Look through the records that follow. Copy every line containing the word "Повторяемость".

## Begin

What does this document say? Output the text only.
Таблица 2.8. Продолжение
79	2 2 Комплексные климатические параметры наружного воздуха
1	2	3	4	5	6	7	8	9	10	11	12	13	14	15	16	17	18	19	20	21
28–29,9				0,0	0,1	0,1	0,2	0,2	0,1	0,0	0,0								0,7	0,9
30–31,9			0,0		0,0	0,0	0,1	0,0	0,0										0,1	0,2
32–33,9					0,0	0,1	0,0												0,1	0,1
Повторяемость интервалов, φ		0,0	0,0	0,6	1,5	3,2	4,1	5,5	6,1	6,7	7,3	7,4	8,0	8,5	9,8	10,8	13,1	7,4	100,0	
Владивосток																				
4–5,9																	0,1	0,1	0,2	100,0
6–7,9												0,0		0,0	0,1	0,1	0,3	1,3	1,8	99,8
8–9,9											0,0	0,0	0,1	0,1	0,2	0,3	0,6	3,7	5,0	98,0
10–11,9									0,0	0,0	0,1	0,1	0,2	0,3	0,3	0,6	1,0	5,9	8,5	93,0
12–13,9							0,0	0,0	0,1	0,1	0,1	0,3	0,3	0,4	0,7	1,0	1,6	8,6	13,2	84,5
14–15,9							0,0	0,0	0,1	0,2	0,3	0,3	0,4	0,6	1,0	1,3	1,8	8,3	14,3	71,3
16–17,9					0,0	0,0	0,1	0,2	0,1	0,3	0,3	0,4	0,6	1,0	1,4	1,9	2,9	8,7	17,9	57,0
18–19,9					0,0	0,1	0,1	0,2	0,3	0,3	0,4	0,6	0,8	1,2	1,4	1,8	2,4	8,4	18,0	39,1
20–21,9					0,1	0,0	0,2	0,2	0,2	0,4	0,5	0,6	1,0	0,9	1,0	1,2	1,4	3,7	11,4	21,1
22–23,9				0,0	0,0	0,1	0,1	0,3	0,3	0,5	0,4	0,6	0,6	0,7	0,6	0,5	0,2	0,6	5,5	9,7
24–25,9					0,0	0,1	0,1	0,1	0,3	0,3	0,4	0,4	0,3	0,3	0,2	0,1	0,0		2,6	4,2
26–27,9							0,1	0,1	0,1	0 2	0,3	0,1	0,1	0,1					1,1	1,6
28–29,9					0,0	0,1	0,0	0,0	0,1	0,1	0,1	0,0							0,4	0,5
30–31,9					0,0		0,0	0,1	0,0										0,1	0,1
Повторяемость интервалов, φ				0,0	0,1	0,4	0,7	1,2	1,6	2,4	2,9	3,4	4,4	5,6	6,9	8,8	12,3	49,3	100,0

## End

Correct result:
Повторяемость интервалов, φ		0,0	0,0	0,6	1,5	3,2	4,1	5,5	6,1	6,7	7,3	7,4	8,0	8,5	9,8	10,8	13,1	7,4	100,0	
Повторяемость интервалов, φ				0,0	0,1	0,4	0,7	1,2	1,6	2,4	2,9	3,4	4,4	5,6	6,9	8,8	12,3	49,3	100,0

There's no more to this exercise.